[start of Available data]

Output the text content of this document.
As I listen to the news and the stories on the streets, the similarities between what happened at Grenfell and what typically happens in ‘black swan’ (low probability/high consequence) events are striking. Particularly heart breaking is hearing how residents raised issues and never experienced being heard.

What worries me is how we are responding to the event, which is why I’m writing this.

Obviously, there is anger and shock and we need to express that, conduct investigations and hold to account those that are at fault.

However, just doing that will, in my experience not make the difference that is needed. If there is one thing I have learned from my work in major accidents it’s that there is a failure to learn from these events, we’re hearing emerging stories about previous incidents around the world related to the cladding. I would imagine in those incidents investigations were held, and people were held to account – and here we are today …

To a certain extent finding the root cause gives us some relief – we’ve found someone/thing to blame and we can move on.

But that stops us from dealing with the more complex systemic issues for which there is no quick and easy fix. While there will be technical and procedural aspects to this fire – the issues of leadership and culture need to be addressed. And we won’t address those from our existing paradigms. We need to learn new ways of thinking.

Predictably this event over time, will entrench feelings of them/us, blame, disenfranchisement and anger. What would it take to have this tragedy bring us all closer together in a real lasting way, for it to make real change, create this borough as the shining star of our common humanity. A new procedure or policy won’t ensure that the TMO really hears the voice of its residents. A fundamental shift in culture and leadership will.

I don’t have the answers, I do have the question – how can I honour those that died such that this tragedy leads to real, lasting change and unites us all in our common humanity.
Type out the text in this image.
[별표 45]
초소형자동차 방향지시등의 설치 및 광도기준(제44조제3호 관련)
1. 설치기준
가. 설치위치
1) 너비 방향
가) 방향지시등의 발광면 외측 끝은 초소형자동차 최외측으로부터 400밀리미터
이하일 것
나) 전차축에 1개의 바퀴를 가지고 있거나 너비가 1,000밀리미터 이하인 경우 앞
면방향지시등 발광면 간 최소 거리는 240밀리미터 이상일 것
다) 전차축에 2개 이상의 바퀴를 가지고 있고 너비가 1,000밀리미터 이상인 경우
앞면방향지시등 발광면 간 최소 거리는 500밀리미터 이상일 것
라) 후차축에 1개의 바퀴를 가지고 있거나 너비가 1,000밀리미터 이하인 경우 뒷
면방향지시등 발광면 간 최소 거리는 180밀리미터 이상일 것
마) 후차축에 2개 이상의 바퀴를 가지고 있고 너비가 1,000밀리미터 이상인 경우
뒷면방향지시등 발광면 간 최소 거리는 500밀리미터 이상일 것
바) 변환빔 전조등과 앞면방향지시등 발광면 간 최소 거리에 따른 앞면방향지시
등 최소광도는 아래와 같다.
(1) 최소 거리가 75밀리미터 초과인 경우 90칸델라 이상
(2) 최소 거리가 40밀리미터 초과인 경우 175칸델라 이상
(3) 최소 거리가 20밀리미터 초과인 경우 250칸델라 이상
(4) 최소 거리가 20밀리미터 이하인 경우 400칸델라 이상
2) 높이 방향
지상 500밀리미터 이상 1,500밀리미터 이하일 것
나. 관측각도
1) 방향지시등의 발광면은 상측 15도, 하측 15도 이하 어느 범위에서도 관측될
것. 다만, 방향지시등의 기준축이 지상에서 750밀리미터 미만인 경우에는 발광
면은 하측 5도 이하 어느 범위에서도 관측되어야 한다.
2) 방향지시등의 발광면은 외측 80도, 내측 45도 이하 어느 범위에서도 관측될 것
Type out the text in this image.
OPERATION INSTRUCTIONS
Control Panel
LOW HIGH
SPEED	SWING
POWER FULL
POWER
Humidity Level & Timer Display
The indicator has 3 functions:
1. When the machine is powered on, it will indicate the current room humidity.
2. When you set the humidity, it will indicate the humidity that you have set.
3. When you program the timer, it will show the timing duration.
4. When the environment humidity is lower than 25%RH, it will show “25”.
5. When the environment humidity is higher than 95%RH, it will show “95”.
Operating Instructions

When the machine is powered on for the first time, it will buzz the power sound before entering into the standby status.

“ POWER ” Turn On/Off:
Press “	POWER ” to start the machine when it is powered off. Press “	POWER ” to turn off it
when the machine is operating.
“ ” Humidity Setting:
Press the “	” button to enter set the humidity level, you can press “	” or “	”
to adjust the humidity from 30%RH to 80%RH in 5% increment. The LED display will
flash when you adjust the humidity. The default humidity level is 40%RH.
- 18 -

[end of Available data]

### Work to complete
Every entry in the listing must be retyped exactly.

### Exercise response
Output the text content of this document.
As I listen to the news and the stories on the streets, the similarities between what happened at Grenfell and what typically happens in ‘black swan’ (low probability/high consequence) events are striking. Particularly heart breaking is hearing how residents raised issues and never experienced being heard.

What worries me is how we are responding to the event, which is why I’m writing this.

Obviously, there is anger and shock and we need to express that, conduct investigations and hold to account those that are at fault.

However, just doing that will, in my experience not make the difference that is needed. If there is one thing I have learned from my work in major accidents it’s that there is a failure to learn from these events, we’re hearing emerging stories about previous incidents around the world related to the cladding. I would imagine in those incidents investigations were held, and people were held to account – and here we are today …

To a certain extent finding the root cause gives us some relief – we’ve found someone/thing to blame and we can move on.

But that stops us from dealing with the more complex systemic issues for which there is no quick and easy fix. While there will be technical and procedural aspects to this fire – the issues of leadership and culture need to be addressed. And we won’t address those from our existing paradigms. We need to learn new ways of thinking.

Predictably this event over time, will entrench feelings of them/us, blame, disenfranchisement and anger. What would it take to have this tragedy bring us all closer together in a real lasting way, for it to make real change, create this borough as the shining star of our common humanity. A new procedure or policy won’t ensure that the TMO really hears the voice of its residents. A fundamental shift in culture and leadership will.

I don’t have the answers, I do have the question – how can I honour those that died such that this tragedy leads to real, lasting change and unites us all in our common humanity.
Type out the text in this image.
[별표 45]
초소형자동차 방향지시등의 설치 및 광도기준(제44조제3호 관련)
1. 설치기준
가. 설치위치
1) 너비 방향
가) 방향지시등의 발광면 외측 끝은 초소형자동차 최외측으로부터 400밀리미터
이하일 것
나) 전차축에 1개의 바퀴를 가지고 있거나 너비가 1,000밀리미터 이하인 경우 앞
면방향지시등 발광면 간 최소 거리는 240밀리미터 이상일 것
다) 전차축에 2개 이상의 바퀴를 가지고 있고 너비가 1,000밀리미터 이상인 경우
앞면방향지시등 발광면 간 최소 거리는 500밀리미터 이상일 것
라) 후차축에 1개의 바퀴를 가지고 있거나 너비가 1,000밀리미터 이하인 경우 뒷
면방향지시등 발광면 간 최소 거리는 180밀리미터 이상일 것
마) 후차축에 2개 이상의 바퀴를 가지고 있고 너비가 1,000밀리미터 이상인 경우
뒷면방향지시등 발광면 간 최소 거리는 500밀리미터 이상일 것
바) 변환빔 전조등과 앞면방향지시등 발광면 간 최소 거리에 따른 앞면방향지시
등 최소광도는 아래와 같다.
(1) 최소 거리가 75밀리미터 초과인 경우 90칸델라 이상
(2) 최소 거리가 40밀리미터 초과인 경우 175칸델라 이상
(3) 최소 거리가 20밀리미터 초과인 경우 250칸델라 이상
(4) 최소 거리가 20밀리미터 이하인 경우 400칸델라 이상
2) 높이 방향
지상 500밀리미터 이상 1,500밀리미터 이하일 것
나. 관측각도
1) 방향지시등의 발광면은 상측 15도, 하측 15도 이하 어느 범위에서도 관측될
것. 다만, 방향지시등의 기준축이 지상에서 750밀리미터 미만인 경우에는 발광
면은 하측 5도 이하 어느 범위에서도 관측되어야 한다.
2) 방향지시등의 발광면은 외측 80도, 내측 45도 이하 어느 범위에서도 관측될 것
Type out the text in this image.
OPERATION INSTRUCTIONS
Control Panel
LOW HIGH
SPEED	SWING
POWER FULL
POWER
Humidity Level & Timer Display
The indicator has 3 functions:
1. When the machine is powered on, it will indicate the current room humidity.
2. When you set the humidity, it will indicate the humidity that you have set.
3. When you program the timer, it will show the timing duration.
4. When the environment humidity is lower than 25%RH, it will show “25”.
5. When the environment humidity is higher than 95%RH, it will show “95”.
Operating Instructions

When the machine is powered on for the first time, it will buzz the power sound before entering into the standby status.

“ POWER ” Turn On/Off:
Press “	POWER ” to start the machine when it is powered off. Press “	POWER ” to turn off it
when the machine is operating.
“ ” Humidity Setting:
Press the “	” button to enter set the humidity level, you can press “	” or “	”
to adjust the humidity from 30%RH to 80%RH in 5% increment. The LED display will
flash when you adjust the humidity. The default humidity level is 40%RH.
- 18 -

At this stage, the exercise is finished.